→ **PROBLEM REQUIREMENTS**
Print out each entry below exactly, please.

——

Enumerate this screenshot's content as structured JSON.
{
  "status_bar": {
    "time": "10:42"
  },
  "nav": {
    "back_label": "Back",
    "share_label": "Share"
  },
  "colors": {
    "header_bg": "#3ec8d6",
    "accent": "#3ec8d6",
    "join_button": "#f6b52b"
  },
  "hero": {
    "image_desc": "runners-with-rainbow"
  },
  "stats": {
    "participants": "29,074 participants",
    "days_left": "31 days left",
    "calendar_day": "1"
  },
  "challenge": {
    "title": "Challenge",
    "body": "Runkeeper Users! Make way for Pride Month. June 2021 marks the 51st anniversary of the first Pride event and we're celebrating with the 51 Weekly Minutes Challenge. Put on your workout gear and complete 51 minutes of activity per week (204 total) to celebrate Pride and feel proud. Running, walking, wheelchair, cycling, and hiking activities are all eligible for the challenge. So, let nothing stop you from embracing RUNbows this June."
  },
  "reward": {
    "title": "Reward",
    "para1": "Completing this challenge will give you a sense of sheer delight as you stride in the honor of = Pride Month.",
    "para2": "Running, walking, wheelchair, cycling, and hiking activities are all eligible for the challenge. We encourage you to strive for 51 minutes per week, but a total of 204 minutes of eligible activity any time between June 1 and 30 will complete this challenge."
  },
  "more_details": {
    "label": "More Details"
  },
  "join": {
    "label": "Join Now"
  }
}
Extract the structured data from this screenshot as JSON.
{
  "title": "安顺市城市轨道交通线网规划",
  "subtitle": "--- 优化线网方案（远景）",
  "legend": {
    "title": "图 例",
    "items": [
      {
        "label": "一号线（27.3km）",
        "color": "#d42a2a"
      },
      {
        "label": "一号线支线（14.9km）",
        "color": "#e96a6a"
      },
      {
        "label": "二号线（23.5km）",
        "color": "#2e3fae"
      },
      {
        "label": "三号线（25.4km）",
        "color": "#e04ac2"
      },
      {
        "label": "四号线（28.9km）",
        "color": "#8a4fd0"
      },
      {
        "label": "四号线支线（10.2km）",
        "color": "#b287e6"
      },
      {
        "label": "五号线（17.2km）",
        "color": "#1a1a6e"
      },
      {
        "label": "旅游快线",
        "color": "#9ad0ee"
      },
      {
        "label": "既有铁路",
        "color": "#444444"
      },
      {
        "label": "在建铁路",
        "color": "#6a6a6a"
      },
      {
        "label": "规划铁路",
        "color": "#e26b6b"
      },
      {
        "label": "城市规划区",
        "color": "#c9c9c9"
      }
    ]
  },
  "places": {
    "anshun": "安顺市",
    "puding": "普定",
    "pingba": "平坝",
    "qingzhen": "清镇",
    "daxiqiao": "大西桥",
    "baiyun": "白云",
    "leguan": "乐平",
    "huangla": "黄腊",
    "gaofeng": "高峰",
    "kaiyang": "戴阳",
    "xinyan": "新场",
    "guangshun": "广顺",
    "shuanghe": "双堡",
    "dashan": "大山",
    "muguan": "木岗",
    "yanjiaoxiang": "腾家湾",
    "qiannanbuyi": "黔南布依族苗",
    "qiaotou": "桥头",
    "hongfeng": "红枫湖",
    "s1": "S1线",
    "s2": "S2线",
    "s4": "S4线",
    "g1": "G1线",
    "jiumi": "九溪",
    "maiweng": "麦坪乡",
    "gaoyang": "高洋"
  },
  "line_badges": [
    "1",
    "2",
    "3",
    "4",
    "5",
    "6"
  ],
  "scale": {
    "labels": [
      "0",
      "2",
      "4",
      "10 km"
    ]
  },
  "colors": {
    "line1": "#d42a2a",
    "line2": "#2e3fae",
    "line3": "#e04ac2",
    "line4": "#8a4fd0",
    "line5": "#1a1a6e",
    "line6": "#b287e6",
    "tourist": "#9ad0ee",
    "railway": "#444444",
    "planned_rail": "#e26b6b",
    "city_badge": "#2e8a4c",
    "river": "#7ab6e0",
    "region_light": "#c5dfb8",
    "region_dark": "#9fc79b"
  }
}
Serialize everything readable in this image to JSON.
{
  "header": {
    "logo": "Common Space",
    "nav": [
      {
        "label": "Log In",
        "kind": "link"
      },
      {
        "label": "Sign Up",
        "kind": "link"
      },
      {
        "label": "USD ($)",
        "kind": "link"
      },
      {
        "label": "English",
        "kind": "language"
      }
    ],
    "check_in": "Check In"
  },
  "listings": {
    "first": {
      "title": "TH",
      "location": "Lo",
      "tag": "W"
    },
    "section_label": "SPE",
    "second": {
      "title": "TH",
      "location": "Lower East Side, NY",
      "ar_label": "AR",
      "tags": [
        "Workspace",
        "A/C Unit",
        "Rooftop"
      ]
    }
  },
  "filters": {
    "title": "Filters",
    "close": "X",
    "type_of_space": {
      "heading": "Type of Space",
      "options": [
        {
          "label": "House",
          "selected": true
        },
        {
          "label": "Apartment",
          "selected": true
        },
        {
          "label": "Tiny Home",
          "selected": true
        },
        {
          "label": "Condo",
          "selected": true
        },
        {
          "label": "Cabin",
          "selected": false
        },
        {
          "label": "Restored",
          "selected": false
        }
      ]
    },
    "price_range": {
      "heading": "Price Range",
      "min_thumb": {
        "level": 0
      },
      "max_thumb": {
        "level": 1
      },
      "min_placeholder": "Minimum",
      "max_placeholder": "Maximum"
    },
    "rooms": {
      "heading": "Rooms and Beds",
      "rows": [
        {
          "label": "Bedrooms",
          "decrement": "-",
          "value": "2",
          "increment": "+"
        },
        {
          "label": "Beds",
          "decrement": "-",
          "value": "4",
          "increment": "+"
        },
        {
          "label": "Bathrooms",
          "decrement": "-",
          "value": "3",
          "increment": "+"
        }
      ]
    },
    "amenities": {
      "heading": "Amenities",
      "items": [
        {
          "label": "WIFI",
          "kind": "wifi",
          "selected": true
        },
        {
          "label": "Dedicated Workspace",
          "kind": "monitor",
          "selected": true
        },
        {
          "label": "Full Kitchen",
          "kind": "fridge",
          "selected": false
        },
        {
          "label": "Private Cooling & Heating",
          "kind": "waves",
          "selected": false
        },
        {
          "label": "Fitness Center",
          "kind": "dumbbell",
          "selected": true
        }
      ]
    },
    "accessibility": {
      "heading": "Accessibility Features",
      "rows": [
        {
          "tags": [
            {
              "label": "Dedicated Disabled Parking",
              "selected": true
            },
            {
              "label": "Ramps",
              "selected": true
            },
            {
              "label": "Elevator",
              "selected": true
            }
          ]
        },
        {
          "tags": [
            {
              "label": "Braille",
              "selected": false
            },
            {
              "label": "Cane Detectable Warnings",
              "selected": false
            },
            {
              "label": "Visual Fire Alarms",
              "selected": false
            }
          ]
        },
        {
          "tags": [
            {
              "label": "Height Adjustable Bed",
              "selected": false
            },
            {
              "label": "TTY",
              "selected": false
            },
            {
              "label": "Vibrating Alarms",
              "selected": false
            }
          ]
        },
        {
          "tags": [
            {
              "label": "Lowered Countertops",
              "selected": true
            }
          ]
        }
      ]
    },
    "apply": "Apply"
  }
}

——

→ **CORRECT RESPONSE**
Enumerate this screenshot's content as structured JSON.
{
  "status_bar": {
    "time": "10:42"
  },
  "nav": {
    "back_label": "Back",
    "share_label": "Share"
  },
  "colors": {
    "header_bg": "#3ec8d6",
    "accent": "#3ec8d6",
    "join_button": "#f6b52b"
  },
  "hero": {
    "image_desc": "runners-with-rainbow"
  },
  "stats": {
    "participants": "29,074 participants",
    "days_left": "31 days left",
    "calendar_day": "1"
  },
  "challenge": {
    "title": "Challenge",
    "body": "Runkeeper Users! Make way for Pride Month. June 2021 marks the 51st anniversary of the first Pride event and we're celebrating with the 51 Weekly Minutes Challenge. Put on your workout gear and complete 51 minutes of activity per week (204 total) to celebrate Pride and feel proud. Running, walking, wheelchair, cycling, and hiking activities are all eligible for the challenge. So, let nothing stop you from embracing RUNbows this June."
  },
  "reward": {
    "title": "Reward",
    "para1": "Completing this challenge will give you a sense of sheer delight as you stride in the honor of = Pride Month.",
    "para2": "Running, walking, wheelchair, cycling, and hiking activities are all eligible for the challenge. We encourage you to strive for 51 minutes per week, but a total of 204 minutes of eligible activity any time between June 1 and 30 will complete this challenge."
  },
  "more_details": {
    "label": "More Details"
  },
  "join": {
    "label": "Join Now"
  }
}
Extract the structured data from this screenshot as JSON.
{
  "title": "安顺市城市轨道交通线网规划",
  "subtitle": "--- 优化线网方案（远景）",
  "legend": {
    "title": "图 例",
    "items": [
      {
        "label": "一号线（27.3km）",
        "color": "#d42a2a"
      },
      {
        "label": "一号线支线（14.9km）",
        "color": "#e96a6a"
      },
      {
        "label": "二号线（23.5km）",
        "color": "#2e3fae"
      },
      {
        "label": "三号线（25.4km）",
        "color": "#e04ac2"
      },
      {
        "label": "四号线（28.9km）",
        "color": "#8a4fd0"
      },
      {
        "label": "四号线支线（10.2km）",
        "color": "#b287e6"
      },
      {
        "label": "五号线（17.2km）",
        "color": "#1a1a6e"
      },
      {
        "label": "旅游快线",
        "color": "#9ad0ee"
      },
      {
        "label": "既有铁路",
        "color": "#444444"
      },
      {
        "label": "在建铁路",
        "color": "#6a6a6a"
      },
      {
        "label": "规划铁路",
        "color": "#e26b6b"
      },
      {
        "label": "城市规划区",
        "color": "#c9c9c9"
      }
    ]
  },
  "places": {
    "anshun": "安顺市",
    "puding": "普定",
    "pingba": "平坝",
    "qingzhen": "清镇",
    "daxiqiao": "大西桥",
    "baiyun": "白云",
    "leguan": "乐平",
    "huangla": "黄腊",
    "gaofeng": "高峰",
    "kaiyang": "戴阳",
    "xinyan": "新场",
    "guangshun": "广顺",
    "shuanghe": "双堡",
    "dashan": "大山",
    "muguan": "木岗",
    "yanjiaoxiang": "腾家湾",
    "qiannanbuyi": "黔南布依族苗",
    "qiaotou": "桥头",
    "hongfeng": "红枫湖",
    "s1": "S1线",
    "s2": "S2线",
    "s4": "S4线",
    "g1": "G1线",
    "jiumi": "九溪",
    "maiweng": "麦坪乡",
    "gaoyang": "高洋"
  },
  "line_badges": [
    "1",
    "2",
    "3",
    "4",
    "5",
    "6"
  ],
  "scale": {
    "labels": [
      "0",
      "2",
      "4",
      "10 km"
    ]
  },
  "colors": {
    "line1": "#d42a2a",
    "line2": "#2e3fae",
    "line3": "#e04ac2",
    "line4": "#8a4fd0",
    "line5": "#1a1a6e",
    "line6": "#b287e6",
    "tourist": "#9ad0ee",
    "railway": "#444444",
    "planned_rail": "#e26b6b",
    "city_badge": "#2e8a4c",
    "river": "#7ab6e0",
    "region_light": "#c5dfb8",
    "region_dark": "#9fc79b"
  }
}
Serialize everything readable in this image to JSON.
{
  "header": {
    "logo": "Common Space",
    "nav": [
      {
        "label": "Log In",
        "kind": "link"
      },
      {
        "label": "Sign Up",
        "kind": "link"
      },
      {
        "label": "USD ($)",
        "kind": "link"
      },
      {
        "label": "English",
        "kind": "language"
      }
    ],
    "check_in": "Check In"
  },
  "listings": {
    "first": {
      "title": "TH",
      "location": "Lo",
      "tag": "W"
    },
    "section_label": "SPE",
    "second": {
      "title": "TH",
      "location": "Lower East Side, NY",
      "ar_label": "AR",
      "tags": [
        "Workspace",
        "A/C Unit",
        "Rooftop"
      ]
    }
  },
  "filters": {
    "title": "Filters",
    "close": "X",
    "type_of_space": {
      "heading": "Type of Space",
      "options": [
        {
          "label": "House",
          "selected": true
        },
        {
          "label": "Apartment",
          "selected": true
        },
        {
          "label": "Tiny Home",
          "selected": true
        },
        {
          "label": "Condo",
          "selected": true
        },
        {
          "label": "Cabin",
          "selected": false
        },
        {
          "label": "Restored",
          "selected": false
        }
      ]
    },
    "price_range": {
      "heading": "Price Range",
      "min_thumb": {
        "level": 0
      },
      "max_thumb": {
        "level": 1
      },
      "min_placeholder": "Minimum",
      "max_placeholder": "Maximum"
    },
    "rooms": {
      "heading": "Rooms and Beds",
      "rows": [
        {
          "label": "Bedrooms",
          "decrement": "-",
          "value": "2",
          "increment": "+"
        },
        {
          "label": "Beds",
          "decrement": "-",
          "value": "4",
          "increment": "+"
        },
        {
          "label": "Bathrooms",
          "decrement": "-",
          "value": "3",
          "increment": "+"
        }
      ]
    },
    "amenities": {
      "heading": "Amenities",
      "items": [
        {
          "label": "WIFI",
          "kind": "wifi",
          "selected": true
        },
        {
          "label": "Dedicated Workspace",
          "kind": "monitor",
          "selected": true
        },
        {
          "label": "Full Kitchen",
          "kind": "fridge",
          "selected": false
        },
        {
          "label": "Private Cooling & Heating",
          "kind": "waves",
          "selected": false
        },
        {
          "label": "Fitness Center",
          "kind": "dumbbell",
          "selected": true
        }
      ]
    },
    "accessibility": {
      "heading": "Accessibility Features",
      "rows": [
        {
          "tags": [
            {
              "label": "Dedicated Disabled Parking",
              "selected": true
            },
            {
              "label": "Ramps",
              "selected": true
            },
            {
              "label": "Elevator",
              "selected": true
            }
          ]
        },
        {
          "tags": [
            {
              "label": "Braille",
              "selected": false
            },
            {
              "label": "Cane Detectable Warnings",
              "selected": false
            },
            {
              "label": "Visual Fire Alarms",
              "selected": false
            }
          ]
        },
        {
          "tags": [
            {
              "label": "Height Adjustable Bed",
              "selected": false
            },
            {
              "label": "TTY",
              "selected": false
            },
            {
              "label": "Vibrating Alarms",
              "selected": false
            }
          ]
        },
        {
          "tags": [
            {
              "label": "Lowered Countertops",
              "selected": true
            }
          ]
        }
      ]
    },
    "apply": "Apply"
  }
}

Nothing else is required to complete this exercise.